BEGIN Dataset entries

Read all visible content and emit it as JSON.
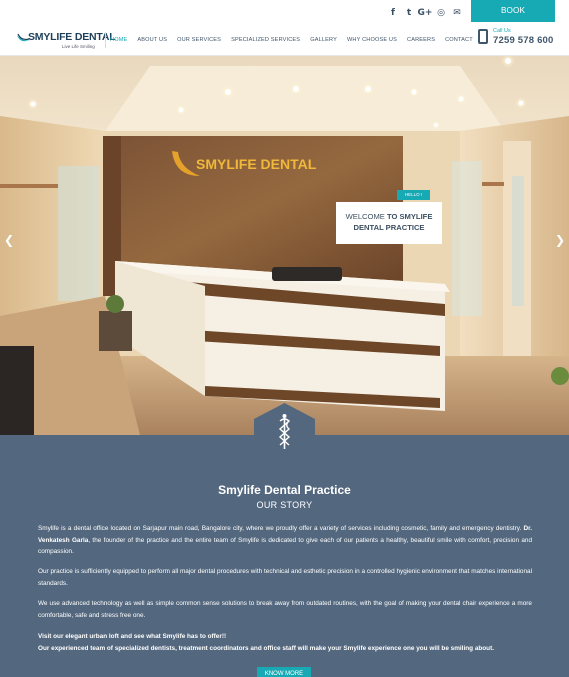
{
  "topbar": {
    "social_icons": [
      "facebook-icon",
      "twitter-icon",
      "google-plus-icon",
      "instagram-icon",
      "mail-icon"
    ],
    "social_glyphs": [
      "f",
      "t",
      "G+",
      "◎",
      "✉"
    ],
    "book_label": "BOOK APPOINTMENT"
  },
  "header": {
    "brand": "SMYLIFE DENTAL",
    "tagline": "Live Life Smiling",
    "nav": [
      "HOME",
      "ABOUT US",
      "OUR SERVICES",
      "SPECIALIZED SERVICES",
      "GALLERY",
      "WHY CHOOSE US",
      "CAREERS",
      "CONTACT"
    ],
    "active_nav": "HOME",
    "call_label": "Call Us",
    "call_number": "7259 578 600"
  },
  "hero": {
    "wall_sign": "SMYLIFE DENTAL",
    "prev_arrow": "❮",
    "next_arrow": "❯",
    "tag": "HELLO !",
    "welcome_line1_plain": "WELCOME ",
    "welcome_line1_bold": "TO SMYLIFE",
    "welcome_line2": "DENTAL PRACTICE"
  },
  "story": {
    "title": "Smylife Dental Practice",
    "subtitle": "OUR STORY",
    "p1_a": "Smylife is a dental office located on Sarjapur main road, Bangalore city, where we proudly offer a variety of services including cosmetic, family and emergency dentistry. ",
    "p1_bold": "Dr. Venkatesh Garla",
    "p1_b": ", the founder of the practice and the entire team of Smylife is dedicated to give each of our patients a healthy, beautiful smile with comfort, precision and compassion.",
    "p2": "Our practice is sufficiently equipped to perform all major dental procedures with technical and esthetic precision in a controlled hygienic environment that matches international standards.",
    "p3": "We use advanced technology as well as simple common sense solutions to break away from outdated routines, with the goal of making your dental chair experience a more comfortable, safe and stress free one.",
    "p4_line1": "Visit our elegant urban loft and see what Smylife has to offer!!",
    "p4_line2": "Our experienced team of specialized dentists, treatment coordinators and office staff will make your Smylife experience one you will be smiling about.",
    "more_label": "KNOW MORE"
  },
  "colors": {
    "accent": "#17a9b4",
    "navy": "#40566b",
    "section_bg": "#53677e"
  }
}
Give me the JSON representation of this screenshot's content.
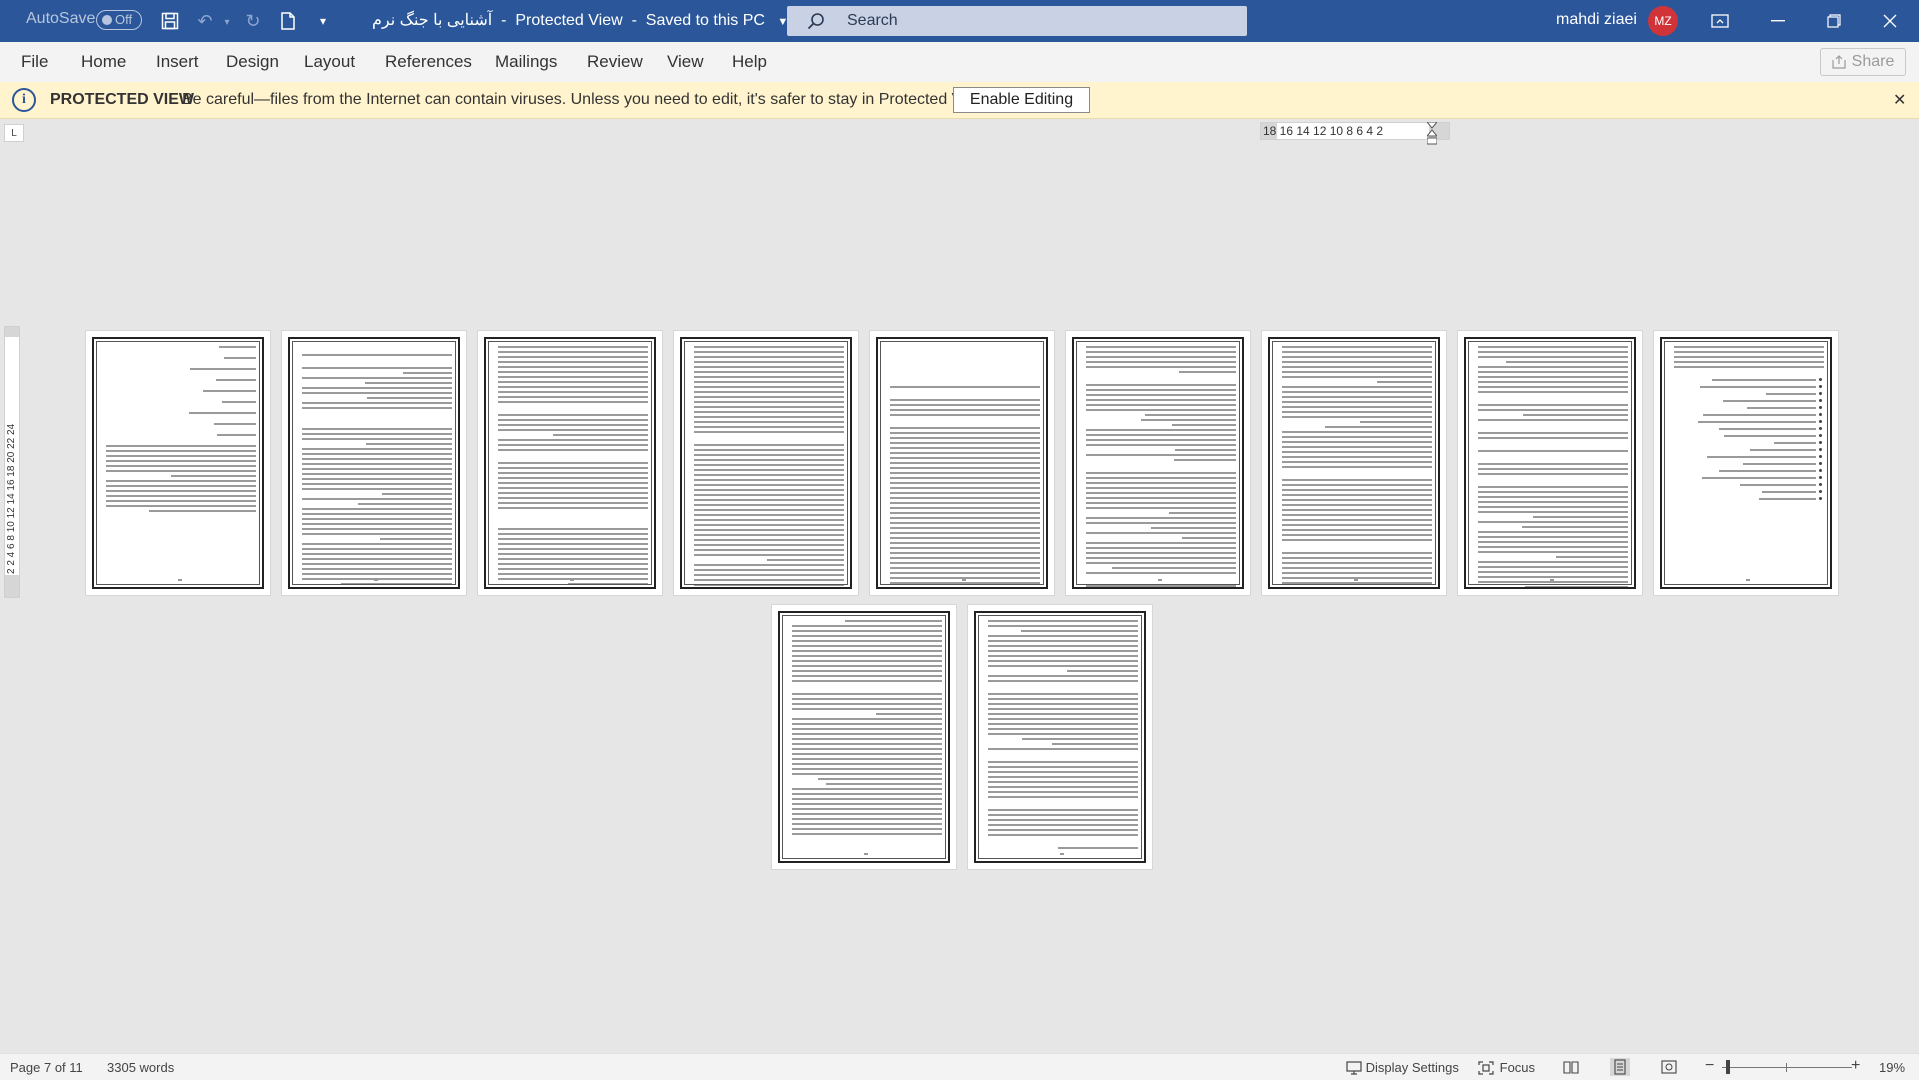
{
  "titlebar": {
    "autosave_label": "AutoSave",
    "autosave_state": "Off",
    "doc_name": "آشنایی با جنگ نرم",
    "separator": "-",
    "view_mode": "Protected View",
    "save_status": "Saved to this PC",
    "search_placeholder": "Search",
    "user_name": "mahdi ziaei",
    "user_initials": "MZ"
  },
  "menu": {
    "items": [
      "File",
      "Home",
      "Insert",
      "Design",
      "Layout",
      "References",
      "Mailings",
      "Review",
      "View",
      "Help"
    ],
    "share_label": "Share"
  },
  "protected_bar": {
    "title": "PROTECTED VIEW",
    "message": "Be careful—files from the Internet can contain viruses. Unless you need to edit, it's safer to stay in Protected View.",
    "button": "Enable Editing"
  },
  "ruler": {
    "corner": "L",
    "horizontal": "18 16 14 12 10  8  6  4  2",
    "vertical": "2  2  4  6  8 10 12 14 16 18 20 22 24"
  },
  "statusbar": {
    "page_info": "Page 7 of 11",
    "word_count": "3305 words",
    "display_settings": "Display Settings",
    "focus": "Focus",
    "zoom_minus": "−",
    "zoom_plus": "+",
    "zoom_level": "19%"
  },
  "colors": {
    "title_bar": "#2b579a",
    "protected_bar": "#fff4ce",
    "avatar": "#d13438"
  }
}
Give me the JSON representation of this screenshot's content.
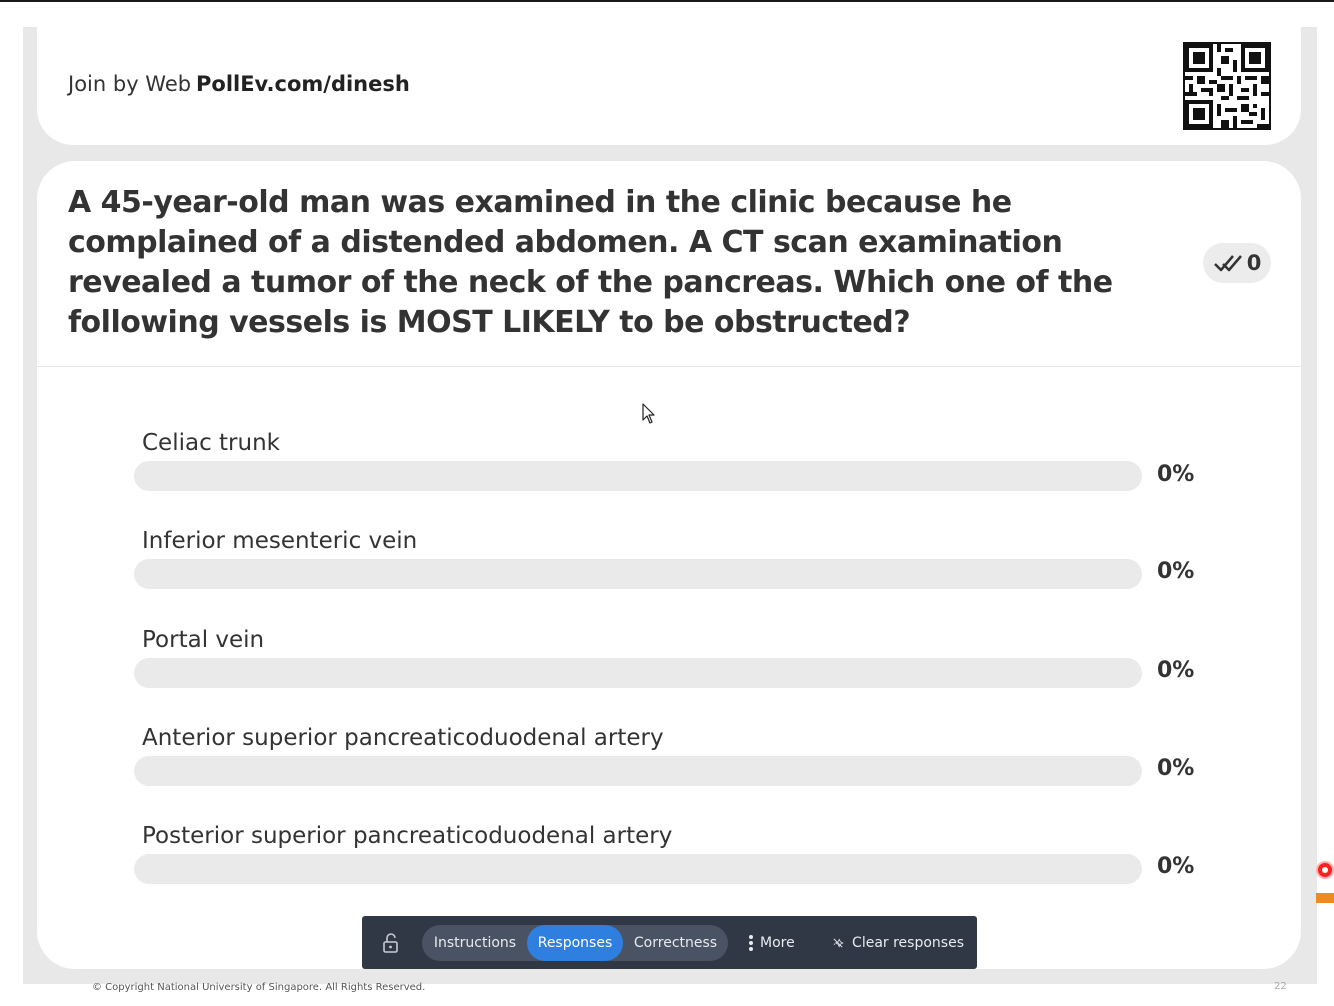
{
  "join": {
    "label": "Join by Web",
    "url": "PollEv.com/dinesh"
  },
  "question": {
    "text": "A 45-year-old man was examined in the clinic because he complained of a distended abdomen. A CT scan examination revealed a tumor of the neck of the pancreas. Which one of the following vessels is MOST LIKELY to be obstructed?",
    "response_count": "0"
  },
  "options": [
    {
      "label": "Celiac trunk",
      "percent_text": "0%",
      "percent": 0
    },
    {
      "label": "Inferior mesenteric vein",
      "percent_text": "0%",
      "percent": 0
    },
    {
      "label": "Portal vein",
      "percent_text": "0%",
      "percent": 0
    },
    {
      "label": "Anterior superior pancreaticoduodenal artery",
      "percent_text": "0%",
      "percent": 0
    },
    {
      "label": "Posterior superior pancreaticoduodenal artery",
      "percent_text": "0%",
      "percent": 0
    }
  ],
  "toolbar": {
    "instructions": "Instructions",
    "responses": "Responses",
    "correctness": "Correctness",
    "more": "More",
    "clear": "Clear responses",
    "active_tab": "Responses"
  },
  "footer": {
    "copyright": "© Copyright National University of Singapore. All Rights Reserved.",
    "page": "22"
  },
  "colors": {
    "accent": "#2f7fe0",
    "toolbar_bg": "#303845",
    "bar_bg": "#eaeaea",
    "record": "#ff1f1f"
  },
  "icons": [
    "qr-code-icon",
    "checkmark-icon",
    "mouse-cursor-icon",
    "unlock-icon",
    "more-vertical-icon",
    "clear-sparkle-icon",
    "record-icon"
  ]
}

END Dataset entries

*What is needed*
Please output every record above exactly. Leave the pictures out.

*Answer to the problem*
Read all visible content and emit it as JSON.
{
  "topbar": {
    "social_icons": [
      "facebook-icon",
      "twitter-icon",
      "google-plus-icon",
      "instagram-icon",
      "mail-icon"
    ],
    "social_glyphs": [
      "f",
      "t",
      "G+",
      "◎",
      "✉"
    ],
    "book_label": "BOOK APPOINTMENT"
  },
  "header": {
    "brand": "SMYLIFE DENTAL",
    "tagline": "Live Life Smiling",
    "nav": [
      "HOME",
      "ABOUT US",
      "OUR SERVICES",
      "SPECIALIZED SERVICES",
      "GALLERY",
      "WHY CHOOSE US",
      "CAREERS",
      "CONTACT"
    ],
    "active_nav": "HOME",
    "call_label": "Call Us",
    "call_number": "7259 578 600"
  },
  "hero": {
    "wall_sign": "SMYLIFE DENTAL",
    "prev_arrow": "❮",
    "next_arrow": "❯",
    "tag": "HELLO !",
    "welcome_line1_plain": "WELCOME ",
    "welcome_line1_bold": "TO SMYLIFE",
    "welcome_line2": "DENTAL PRACTICE"
  },
  "story": {
    "title": "Smylife Dental Practice",
    "subtitle": "OUR STORY",
    "p1_a": "Smylife is a dental office located on Sarjapur main road, Bangalore city, where we proudly offer a variety of services including cosmetic, family and emergency dentistry. ",
    "p1_bold": "Dr. Venkatesh Garla",
    "p1_b": ", the founder of the practice and the entire team of Smylife is dedicated to give each of our patients a healthy, beautiful smile with comfort, precision and compassion.",
    "p2": "Our practice is sufficiently equipped to perform all major dental procedures with technical and esthetic precision in a controlled hygienic environment that matches international standards.",
    "p3": "We use advanced technology as well as simple common sense solutions to break away from outdated routines, with the goal of making your dental chair experience a more comfortable, safe and stress free one.",
    "p4_line1": "Visit our elegant urban loft and see what Smylife has to offer!!",
    "p4_line2": "Our experienced team of specialized dentists, treatment coordinators and office staff will make your Smylife experience one you will be smiling about.",
    "more_label": "KNOW MORE"
  },
  "colors": {
    "accent": "#17a9b4",
    "navy": "#40566b",
    "section_bg": "#53677e"
  }
}
Give me the JSON representation of this screenshot's content.
{
  "titlebar": {
    "autosave_label": "AutoSave",
    "autosave_state": "Off",
    "doc_name": "آشنایی با جنگ نرم",
    "separator": "-",
    "view_mode": "Protected View",
    "save_status": "Saved to this PC",
    "search_placeholder": "Search",
    "user_name": "mahdi ziaei",
    "user_initials": "MZ"
  },
  "menu": {
    "items": [
      "File",
      "Home",
      "Insert",
      "Design",
      "Layout",
      "References",
      "Mailings",
      "Review",
      "View",
      "Help"
    ],
    "share_label": "Share"
  },
  "protected_bar": {
    "title": "PROTECTED VIEW",
    "message": "Be careful—files from the Internet can contain viruses. Unless you need to edit, it's safer to stay in Protected View.",
    "button": "Enable Editing"
  },
  "ruler": {
    "corner": "L",
    "horizontal": "18 16 14 12 10  8  6  4  2",
    "vertical": "2  2  4  6  8 10 12 14 16 18 20 22 24"
  },
  "statusbar": {
    "page_info": "Page 7 of 11",
    "word_count": "3305 words",
    "display_settings": "Display Settings",
    "focus": "Focus",
    "zoom_minus": "−",
    "zoom_plus": "+",
    "zoom_level": "19%"
  },
  "colors": {
    "title_bar": "#2b579a",
    "protected_bar": "#fff4ce",
    "avatar": "#d13438"
  }
}
Give me the JSON representation of this screenshot's content.
{
  "join": {
    "label": "Join by Web",
    "url": "PollEv.com/dinesh"
  },
  "question": {
    "text": "A 45-year-old man was examined in the clinic because he complained of a distended abdomen. A CT scan examination revealed a tumor of the neck of the pancreas. Which one of the following vessels is MOST LIKELY to be obstructed?",
    "response_count": "0"
  },
  "options": [
    {
      "label": "Celiac trunk",
      "percent_text": "0%",
      "percent": 0
    },
    {
      "label": "Inferior mesenteric vein",
      "percent_text": "0%",
      "percent": 0
    },
    {
      "label": "Portal vein",
      "percent_text": "0%",
      "percent": 0
    },
    {
      "label": "Anterior superior pancreaticoduodenal artery",
      "percent_text": "0%",
      "percent": 0
    },
    {
      "label": "Posterior superior pancreaticoduodenal artery",
      "percent_text": "0%",
      "percent": 0
    }
  ],
  "toolbar": {
    "instructions": "Instructions",
    "responses": "Responses",
    "correctness": "Correctness",
    "more": "More",
    "clear": "Clear responses",
    "active_tab": "Responses"
  },
  "footer": {
    "copyright": "© Copyright National University of Singapore. All Rights Reserved.",
    "page": "22"
  },
  "colors": {
    "accent": "#2f7fe0",
    "toolbar_bg": "#303845",
    "bar_bg": "#eaeaea",
    "record": "#ff1f1f"
  },
  "icons": [
    "qr-code-icon",
    "checkmark-icon",
    "mouse-cursor-icon",
    "unlock-icon",
    "more-vertical-icon",
    "clear-sparkle-icon",
    "record-icon"
  ]
}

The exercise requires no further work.